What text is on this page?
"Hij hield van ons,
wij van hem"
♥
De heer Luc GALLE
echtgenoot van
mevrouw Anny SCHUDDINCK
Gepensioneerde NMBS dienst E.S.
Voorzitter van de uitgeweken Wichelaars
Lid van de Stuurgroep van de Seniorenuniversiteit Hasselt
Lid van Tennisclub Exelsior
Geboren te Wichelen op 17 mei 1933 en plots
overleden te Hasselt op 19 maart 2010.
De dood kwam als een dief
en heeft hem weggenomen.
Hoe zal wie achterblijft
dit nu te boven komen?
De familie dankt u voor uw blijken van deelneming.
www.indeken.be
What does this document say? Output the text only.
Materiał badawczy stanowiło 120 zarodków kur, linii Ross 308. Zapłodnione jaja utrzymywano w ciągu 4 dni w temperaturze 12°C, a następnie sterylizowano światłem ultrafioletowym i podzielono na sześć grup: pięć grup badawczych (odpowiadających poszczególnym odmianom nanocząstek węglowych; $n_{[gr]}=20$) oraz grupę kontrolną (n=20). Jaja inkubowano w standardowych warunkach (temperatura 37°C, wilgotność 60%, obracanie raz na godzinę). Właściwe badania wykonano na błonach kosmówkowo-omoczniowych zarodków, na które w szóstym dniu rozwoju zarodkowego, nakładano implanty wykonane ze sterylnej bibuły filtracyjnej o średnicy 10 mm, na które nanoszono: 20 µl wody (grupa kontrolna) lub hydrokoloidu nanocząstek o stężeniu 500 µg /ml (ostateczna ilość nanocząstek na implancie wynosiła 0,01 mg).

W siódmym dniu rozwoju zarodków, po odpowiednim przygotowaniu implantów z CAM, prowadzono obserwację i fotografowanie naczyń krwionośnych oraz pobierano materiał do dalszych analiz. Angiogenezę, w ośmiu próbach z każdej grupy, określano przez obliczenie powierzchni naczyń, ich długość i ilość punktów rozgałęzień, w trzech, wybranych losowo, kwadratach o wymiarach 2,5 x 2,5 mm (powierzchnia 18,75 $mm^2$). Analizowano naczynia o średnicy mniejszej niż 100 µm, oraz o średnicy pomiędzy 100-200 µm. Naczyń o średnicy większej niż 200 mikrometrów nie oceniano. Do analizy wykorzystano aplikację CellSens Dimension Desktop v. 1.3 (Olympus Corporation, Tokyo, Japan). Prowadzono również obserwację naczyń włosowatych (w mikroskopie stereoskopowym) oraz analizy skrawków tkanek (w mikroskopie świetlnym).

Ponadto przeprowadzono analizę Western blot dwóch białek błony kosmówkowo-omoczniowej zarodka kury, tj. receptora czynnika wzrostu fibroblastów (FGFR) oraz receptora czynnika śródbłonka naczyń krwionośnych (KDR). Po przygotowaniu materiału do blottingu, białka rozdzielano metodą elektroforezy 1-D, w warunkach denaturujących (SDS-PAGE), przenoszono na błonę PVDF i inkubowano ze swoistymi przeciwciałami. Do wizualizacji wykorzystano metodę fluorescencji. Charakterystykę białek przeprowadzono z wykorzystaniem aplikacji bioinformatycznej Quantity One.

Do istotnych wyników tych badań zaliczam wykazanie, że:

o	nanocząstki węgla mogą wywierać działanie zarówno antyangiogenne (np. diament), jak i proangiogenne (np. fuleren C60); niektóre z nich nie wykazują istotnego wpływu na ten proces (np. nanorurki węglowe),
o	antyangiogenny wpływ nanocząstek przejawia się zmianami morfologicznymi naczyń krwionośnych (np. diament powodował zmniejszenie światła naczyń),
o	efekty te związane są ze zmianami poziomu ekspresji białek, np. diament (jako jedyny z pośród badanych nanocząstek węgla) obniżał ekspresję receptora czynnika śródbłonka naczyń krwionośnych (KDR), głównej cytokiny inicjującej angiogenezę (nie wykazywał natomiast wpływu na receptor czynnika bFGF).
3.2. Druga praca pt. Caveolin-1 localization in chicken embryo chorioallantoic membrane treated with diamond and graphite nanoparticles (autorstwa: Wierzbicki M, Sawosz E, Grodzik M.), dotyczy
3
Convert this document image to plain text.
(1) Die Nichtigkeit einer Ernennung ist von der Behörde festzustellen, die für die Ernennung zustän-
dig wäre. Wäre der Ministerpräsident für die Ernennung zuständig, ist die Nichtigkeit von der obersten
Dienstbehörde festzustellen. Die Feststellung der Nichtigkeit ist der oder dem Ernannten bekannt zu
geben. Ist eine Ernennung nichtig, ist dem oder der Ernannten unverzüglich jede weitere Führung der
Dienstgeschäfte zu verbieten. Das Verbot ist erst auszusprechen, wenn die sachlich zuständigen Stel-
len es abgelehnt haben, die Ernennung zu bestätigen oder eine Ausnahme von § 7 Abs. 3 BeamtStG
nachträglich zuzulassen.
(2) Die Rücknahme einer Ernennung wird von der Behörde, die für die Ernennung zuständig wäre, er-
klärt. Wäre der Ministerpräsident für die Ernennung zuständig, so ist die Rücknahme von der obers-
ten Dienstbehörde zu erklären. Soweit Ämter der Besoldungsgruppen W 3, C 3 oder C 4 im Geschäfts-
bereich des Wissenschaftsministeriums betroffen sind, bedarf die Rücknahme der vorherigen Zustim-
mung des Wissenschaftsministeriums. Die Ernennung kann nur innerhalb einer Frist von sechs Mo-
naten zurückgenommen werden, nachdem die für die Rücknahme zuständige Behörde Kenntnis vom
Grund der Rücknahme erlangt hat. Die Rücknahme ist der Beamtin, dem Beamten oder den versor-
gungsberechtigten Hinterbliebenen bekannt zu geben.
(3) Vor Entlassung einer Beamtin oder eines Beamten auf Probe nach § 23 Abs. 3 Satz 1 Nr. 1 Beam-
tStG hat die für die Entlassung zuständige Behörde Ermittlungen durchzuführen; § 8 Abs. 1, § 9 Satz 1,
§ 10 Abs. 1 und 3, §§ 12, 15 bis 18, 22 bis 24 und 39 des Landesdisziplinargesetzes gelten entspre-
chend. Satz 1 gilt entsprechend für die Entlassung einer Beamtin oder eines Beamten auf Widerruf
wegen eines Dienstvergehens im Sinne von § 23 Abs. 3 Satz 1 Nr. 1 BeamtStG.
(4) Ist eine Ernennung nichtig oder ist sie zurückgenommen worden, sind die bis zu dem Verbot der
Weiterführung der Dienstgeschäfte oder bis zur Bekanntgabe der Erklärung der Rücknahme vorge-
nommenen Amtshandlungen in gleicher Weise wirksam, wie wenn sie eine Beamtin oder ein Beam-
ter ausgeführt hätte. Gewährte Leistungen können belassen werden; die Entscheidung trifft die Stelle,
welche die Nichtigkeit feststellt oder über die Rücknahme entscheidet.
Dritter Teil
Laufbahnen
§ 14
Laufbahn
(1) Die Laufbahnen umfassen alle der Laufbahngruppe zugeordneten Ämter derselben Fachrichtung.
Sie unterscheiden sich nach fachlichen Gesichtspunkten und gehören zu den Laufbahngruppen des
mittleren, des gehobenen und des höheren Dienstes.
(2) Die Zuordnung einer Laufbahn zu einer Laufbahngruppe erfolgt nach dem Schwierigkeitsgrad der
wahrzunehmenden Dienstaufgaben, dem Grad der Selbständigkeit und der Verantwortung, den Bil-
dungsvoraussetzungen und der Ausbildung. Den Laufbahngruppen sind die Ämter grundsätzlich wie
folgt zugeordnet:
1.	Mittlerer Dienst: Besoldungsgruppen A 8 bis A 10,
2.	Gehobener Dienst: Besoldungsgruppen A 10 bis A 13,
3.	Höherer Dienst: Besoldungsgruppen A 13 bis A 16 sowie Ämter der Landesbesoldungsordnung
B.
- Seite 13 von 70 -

****

- _Assignment_
Repeat all of the records verbatim, leaving nothing out.

- _Exercise output_
What text is on this page?
"Hij hield van ons,
wij van hem"
♥
De heer Luc GALLE
echtgenoot van
mevrouw Anny SCHUDDINCK
Gepensioneerde NMBS dienst E.S.
Voorzitter van de uitgeweken Wichelaars
Lid van de Stuurgroep van de Seniorenuniversiteit Hasselt
Lid van Tennisclub Exelsior
Geboren te Wichelen op 17 mei 1933 en plots
overleden te Hasselt op 19 maart 2010.
De dood kwam als een dief
en heeft hem weggenomen.
Hoe zal wie achterblijft
dit nu te boven komen?
De familie dankt u voor uw blijken van deelneming.
www.indeken.be
What does this document say? Output the text only.
Materiał badawczy stanowiło 120 zarodków kur, linii Ross 308. Zapłodnione jaja utrzymywano w ciągu 4 dni w temperaturze 12°C, a następnie sterylizowano światłem ultrafioletowym i podzielono na sześć grup: pięć grup badawczych (odpowiadających poszczególnym odmianom nanocząstek węglowych; $n_{[gr]}=20$) oraz grupę kontrolną (n=20). Jaja inkubowano w standardowych warunkach (temperatura 37°C, wilgotność 60%, obracanie raz na godzinę). Właściwe badania wykonano na błonach kosmówkowo-omoczniowych zarodków, na które w szóstym dniu rozwoju zarodkowego, nakładano implanty wykonane ze sterylnej bibuły filtracyjnej o średnicy 10 mm, na które nanoszono: 20 µl wody (grupa kontrolna) lub hydrokoloidu nanocząstek o stężeniu 500 µg /ml (ostateczna ilość nanocząstek na implancie wynosiła 0,01 mg).

W siódmym dniu rozwoju zarodków, po odpowiednim przygotowaniu implantów z CAM, prowadzono obserwację i fotografowanie naczyń krwionośnych oraz pobierano materiał do dalszych analiz. Angiogenezę, w ośmiu próbach z każdej grupy, określano przez obliczenie powierzchni naczyń, ich długość i ilość punktów rozgałęzień, w trzech, wybranych losowo, kwadratach o wymiarach 2,5 x 2,5 mm (powierzchnia 18,75 $mm^2$). Analizowano naczynia o średnicy mniejszej niż 100 µm, oraz o średnicy pomiędzy 100-200 µm. Naczyń o średnicy większej niż 200 mikrometrów nie oceniano. Do analizy wykorzystano aplikację CellSens Dimension Desktop v. 1.3 (Olympus Corporation, Tokyo, Japan). Prowadzono również obserwację naczyń włosowatych (w mikroskopie stereoskopowym) oraz analizy skrawków tkanek (w mikroskopie świetlnym).

Ponadto przeprowadzono analizę Western blot dwóch białek błony kosmówkowo-omoczniowej zarodka kury, tj. receptora czynnika wzrostu fibroblastów (FGFR) oraz receptora czynnika śródbłonka naczyń krwionośnych (KDR). Po przygotowaniu materiału do blottingu, białka rozdzielano metodą elektroforezy 1-D, w warunkach denaturujących (SDS-PAGE), przenoszono na błonę PVDF i inkubowano ze swoistymi przeciwciałami. Do wizualizacji wykorzystano metodę fluorescencji. Charakterystykę białek przeprowadzono z wykorzystaniem aplikacji bioinformatycznej Quantity One.

Do istotnych wyników tych badań zaliczam wykazanie, że:

o	nanocząstki węgla mogą wywierać działanie zarówno antyangiogenne (np. diament), jak i proangiogenne (np. fuleren C60); niektóre z nich nie wykazują istotnego wpływu na ten proces (np. nanorurki węglowe),
o	antyangiogenny wpływ nanocząstek przejawia się zmianami morfologicznymi naczyń krwionośnych (np. diament powodował zmniejszenie światła naczyń),
o	efekty te związane są ze zmianami poziomu ekspresji białek, np. diament (jako jedyny z pośród badanych nanocząstek węgla) obniżał ekspresję receptora czynnika śródbłonka naczyń krwionośnych (KDR), głównej cytokiny inicjującej angiogenezę (nie wykazywał natomiast wpływu na receptor czynnika bFGF).
3.2. Druga praca pt. Caveolin-1 localization in chicken embryo chorioallantoic membrane treated with diamond and graphite nanoparticles (autorstwa: Wierzbicki M, Sawosz E, Grodzik M.), dotyczy
3
Convert this document image to plain text.
(1) Die Nichtigkeit einer Ernennung ist von der Behörde festzustellen, die für die Ernennung zustän-
dig wäre. Wäre der Ministerpräsident für die Ernennung zuständig, ist die Nichtigkeit von der obersten
Dienstbehörde festzustellen. Die Feststellung der Nichtigkeit ist der oder dem Ernannten bekannt zu
geben. Ist eine Ernennung nichtig, ist dem oder der Ernannten unverzüglich jede weitere Führung der
Dienstgeschäfte zu verbieten. Das Verbot ist erst auszusprechen, wenn die sachlich zuständigen Stel-
len es abgelehnt haben, die Ernennung zu bestätigen oder eine Ausnahme von § 7 Abs. 3 BeamtStG
nachträglich zuzulassen.
(2) Die Rücknahme einer Ernennung wird von der Behörde, die für die Ernennung zuständig wäre, er-
klärt. Wäre der Ministerpräsident für die Ernennung zuständig, so ist die Rücknahme von der obers-
ten Dienstbehörde zu erklären. Soweit Ämter der Besoldungsgruppen W 3, C 3 oder C 4 im Geschäfts-
bereich des Wissenschaftsministeriums betroffen sind, bedarf die Rücknahme der vorherigen Zustim-
mung des Wissenschaftsministeriums. Die Ernennung kann nur innerhalb einer Frist von sechs Mo-
naten zurückgenommen werden, nachdem die für die Rücknahme zuständige Behörde Kenntnis vom
Grund der Rücknahme erlangt hat. Die Rücknahme ist der Beamtin, dem Beamten oder den versor-
gungsberechtigten Hinterbliebenen bekannt zu geben.
(3) Vor Entlassung einer Beamtin oder eines Beamten auf Probe nach § 23 Abs. 3 Satz 1 Nr. 1 Beam-
tStG hat die für die Entlassung zuständige Behörde Ermittlungen durchzuführen; § 8 Abs. 1, § 9 Satz 1,
§ 10 Abs. 1 und 3, §§ 12, 15 bis 18, 22 bis 24 und 39 des Landesdisziplinargesetzes gelten entspre-
chend. Satz 1 gilt entsprechend für die Entlassung einer Beamtin oder eines Beamten auf Widerruf
wegen eines Dienstvergehens im Sinne von § 23 Abs. 3 Satz 1 Nr. 1 BeamtStG.
(4) Ist eine Ernennung nichtig oder ist sie zurückgenommen worden, sind die bis zu dem Verbot der
Weiterführung der Dienstgeschäfte oder bis zur Bekanntgabe der Erklärung der Rücknahme vorge-
nommenen Amtshandlungen in gleicher Weise wirksam, wie wenn sie eine Beamtin oder ein Beam-
ter ausgeführt hätte. Gewährte Leistungen können belassen werden; die Entscheidung trifft die Stelle,
welche die Nichtigkeit feststellt oder über die Rücknahme entscheidet.
Dritter Teil
Laufbahnen
§ 14
Laufbahn
(1) Die Laufbahnen umfassen alle der Laufbahngruppe zugeordneten Ämter derselben Fachrichtung.
Sie unterscheiden sich nach fachlichen Gesichtspunkten und gehören zu den Laufbahngruppen des
mittleren, des gehobenen und des höheren Dienstes.
(2) Die Zuordnung einer Laufbahn zu einer Laufbahngruppe erfolgt nach dem Schwierigkeitsgrad der
wahrzunehmenden Dienstaufgaben, dem Grad der Selbständigkeit und der Verantwortung, den Bil-
dungsvoraussetzungen und der Ausbildung. Den Laufbahngruppen sind die Ämter grundsätzlich wie
folgt zugeordnet:
1.	Mittlerer Dienst: Besoldungsgruppen A 8 bis A 10,
2.	Gehobener Dienst: Besoldungsgruppen A 10 bis A 13,
3.	Höherer Dienst: Besoldungsgruppen A 13 bis A 16 sowie Ämter der Landesbesoldungsordnung
B.
- Seite 13 von 70 -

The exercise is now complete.